■ Aim of the exercise:
From the listing that follows, output everything exactly except the pictures.

■ Source records:
□ □ □ □ □ □ □
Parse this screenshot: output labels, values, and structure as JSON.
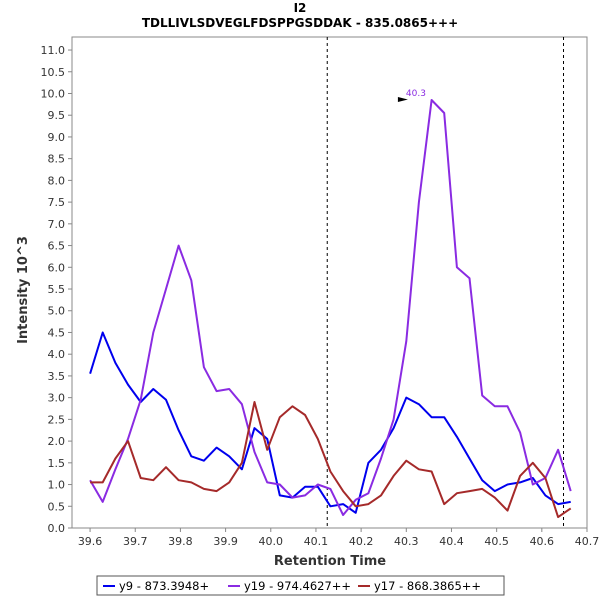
{
  "chart_data": {
    "type": "line",
    "title": "I2",
    "subtitle": "TDLLIVLSDVEGLFDSPPGSDDAK - 835.0865+++",
    "xlabel": "Retention Time",
    "ylabel": "Intensity 10^3",
    "xlim": [
      39.56,
      40.7
    ],
    "ylim": [
      0,
      11.3
    ],
    "xticks": [
      39.6,
      39.7,
      39.8,
      39.9,
      40.0,
      40.1,
      40.2,
      40.3,
      40.4,
      40.5,
      40.6,
      40.7
    ],
    "xtick_labels": [
      "39.6",
      "39.7",
      "39.8",
      "39.9",
      "40.0",
      "40.1",
      "40.2",
      "40.3",
      "40.4",
      "40.5",
      "40.6",
      "40.7"
    ],
    "yticks": [
      0,
      0.5,
      1,
      1.5,
      2,
      2.5,
      3,
      3.5,
      4,
      4.5,
      5,
      5.5,
      6,
      6.5,
      7,
      7.5,
      8,
      8.5,
      9,
      9.5,
      10,
      10.5,
      11
    ],
    "ytick_labels": [
      "0.0",
      "0.5",
      "1.0",
      "1.5",
      "2.0",
      "2.5",
      "3.0",
      "3.5",
      "4.0",
      "4.5",
      "5.0",
      "5.5",
      "6.0",
      "6.5",
      "7.0",
      "7.5",
      "8.0",
      "8.5",
      "9.0",
      "9.5",
      "10.0",
      "10.5",
      "11.0"
    ],
    "vlines": [
      40.125,
      40.648
    ],
    "x": [
      39.6,
      39.628,
      39.656,
      39.684,
      39.712,
      39.74,
      39.768,
      39.796,
      39.824,
      39.852,
      39.88,
      39.908,
      39.936,
      39.964,
      39.992,
      40.02,
      40.048,
      40.076,
      40.104,
      40.132,
      40.16,
      40.188,
      40.216,
      40.244,
      40.272,
      40.3,
      40.328,
      40.356,
      40.384,
      40.412,
      40.44,
      40.468,
      40.496,
      40.524,
      40.552,
      40.58,
      40.608,
      40.636,
      40.664
    ],
    "series": [
      {
        "name": "y9 - 873.3948+",
        "color": "#0000ee",
        "values": [
          3.55,
          4.5,
          3.8,
          3.3,
          2.9,
          3.2,
          2.95,
          2.25,
          1.65,
          1.55,
          1.85,
          1.65,
          1.35,
          2.3,
          2.05,
          0.75,
          0.7,
          0.95,
          0.95,
          0.5,
          0.55,
          0.35,
          1.5,
          1.8,
          2.3,
          3.0,
          2.85,
          2.55,
          2.55,
          2.1,
          1.6,
          1.1,
          0.85,
          1.0,
          1.05,
          1.15,
          0.75,
          0.55,
          0.6
        ]
      },
      {
        "name": "y19 - 974.4627++",
        "color": "#8a2be2",
        "values": [
          1.1,
          0.6,
          1.35,
          2.05,
          2.95,
          4.5,
          5.5,
          6.5,
          5.7,
          3.7,
          3.15,
          3.2,
          2.85,
          1.75,
          1.05,
          1.0,
          0.7,
          0.75,
          1.0,
          0.9,
          0.3,
          0.65,
          0.8,
          1.6,
          2.5,
          4.3,
          7.5,
          9.85,
          9.55,
          6.0,
          5.75,
          3.05,
          2.8,
          2.8,
          2.2,
          1.0,
          1.15,
          1.8,
          0.85
        ]
      },
      {
        "name": "y17 - 868.3865++",
        "color": "#a52a2a",
        "values": [
          1.05,
          1.05,
          1.6,
          2.0,
          1.15,
          1.1,
          1.4,
          1.1,
          1.05,
          0.9,
          0.85,
          1.05,
          1.5,
          2.9,
          1.8,
          2.55,
          2.8,
          2.6,
          2.05,
          1.3,
          0.85,
          0.5,
          0.55,
          0.75,
          1.2,
          1.55,
          1.35,
          1.3,
          0.55,
          0.8,
          0.85,
          0.9,
          0.7,
          0.4,
          1.2,
          1.5,
          1.15,
          0.25,
          0.45
        ]
      }
    ],
    "annotations": [
      {
        "text": "40.3",
        "x": 40.308,
        "y": 9.85,
        "color": "#8a2be2"
      }
    ],
    "legend_position": "bottom",
    "grid": false
  }
}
□ □ □ □ □ □ □
■ Correct output:
Parse this screenshot: output labels, values, and structure as JSON.
{
  "chart_data": {
    "type": "line",
    "title": "I2",
    "subtitle": "TDLLIVLSDVEGLFDSPPGSDDAK - 835.0865+++",
    "xlabel": "Retention Time",
    "ylabel": "Intensity 10^3",
    "xlim": [
      39.56,
      40.7
    ],
    "ylim": [
      0,
      11.3
    ],
    "xticks": [
      39.6,
      39.7,
      39.8,
      39.9,
      40.0,
      40.1,
      40.2,
      40.3,
      40.4,
      40.5,
      40.6,
      40.7
    ],
    "xtick_labels": [
      "39.6",
      "39.7",
      "39.8",
      "39.9",
      "40.0",
      "40.1",
      "40.2",
      "40.3",
      "40.4",
      "40.5",
      "40.6",
      "40.7"
    ],
    "yticks": [
      0,
      0.5,
      1,
      1.5,
      2,
      2.5,
      3,
      3.5,
      4,
      4.5,
      5,
      5.5,
      6,
      6.5,
      7,
      7.5,
      8,
      8.5,
      9,
      9.5,
      10,
      10.5,
      11
    ],
    "ytick_labels": [
      "0.0",
      "0.5",
      "1.0",
      "1.5",
      "2.0",
      "2.5",
      "3.0",
      "3.5",
      "4.0",
      "4.5",
      "5.0",
      "5.5",
      "6.0",
      "6.5",
      "7.0",
      "7.5",
      "8.0",
      "8.5",
      "9.0",
      "9.5",
      "10.0",
      "10.5",
      "11.0"
    ],
    "vlines": [
      40.125,
      40.648
    ],
    "x": [
      39.6,
      39.628,
      39.656,
      39.684,
      39.712,
      39.74,
      39.768,
      39.796,
      39.824,
      39.852,
      39.88,
      39.908,
      39.936,
      39.964,
      39.992,
      40.02,
      40.048,
      40.076,
      40.104,
      40.132,
      40.16,
      40.188,
      40.216,
      40.244,
      40.272,
      40.3,
      40.328,
      40.356,
      40.384,
      40.412,
      40.44,
      40.468,
      40.496,
      40.524,
      40.552,
      40.58,
      40.608,
      40.636,
      40.664
    ],
    "series": [
      {
        "name": "y9 - 873.3948+",
        "color": "#0000ee",
        "values": [
          3.55,
          4.5,
          3.8,
          3.3,
          2.9,
          3.2,
          2.95,
          2.25,
          1.65,
          1.55,
          1.85,
          1.65,
          1.35,
          2.3,
          2.05,
          0.75,
          0.7,
          0.95,
          0.95,
          0.5,
          0.55,
          0.35,
          1.5,
          1.8,
          2.3,
          3.0,
          2.85,
          2.55,
          2.55,
          2.1,
          1.6,
          1.1,
          0.85,
          1.0,
          1.05,
          1.15,
          0.75,
          0.55,
          0.6
        ]
      },
      {
        "name": "y19 - 974.4627++",
        "color": "#8a2be2",
        "values": [
          1.1,
          0.6,
          1.35,
          2.05,
          2.95,
          4.5,
          5.5,
          6.5,
          5.7,
          3.7,
          3.15,
          3.2,
          2.85,
          1.75,
          1.05,
          1.0,
          0.7,
          0.75,
          1.0,
          0.9,
          0.3,
          0.65,
          0.8,
          1.6,
          2.5,
          4.3,
          7.5,
          9.85,
          9.55,
          6.0,
          5.75,
          3.05,
          2.8,
          2.8,
          2.2,
          1.0,
          1.15,
          1.8,
          0.85
        ]
      },
      {
        "name": "y17 - 868.3865++",
        "color": "#a52a2a",
        "values": [
          1.05,
          1.05,
          1.6,
          2.0,
          1.15,
          1.1,
          1.4,
          1.1,
          1.05,
          0.9,
          0.85,
          1.05,
          1.5,
          2.9,
          1.8,
          2.55,
          2.8,
          2.6,
          2.05,
          1.3,
          0.85,
          0.5,
          0.55,
          0.75,
          1.2,
          1.55,
          1.35,
          1.3,
          0.55,
          0.8,
          0.85,
          0.9,
          0.7,
          0.4,
          1.2,
          1.5,
          1.15,
          0.25,
          0.45
        ]
      }
    ],
    "annotations": [
      {
        "text": "40.3",
        "x": 40.308,
        "y": 9.85,
        "color": "#8a2be2"
      }
    ],
    "legend_position": "bottom",
    "grid": false
  }
}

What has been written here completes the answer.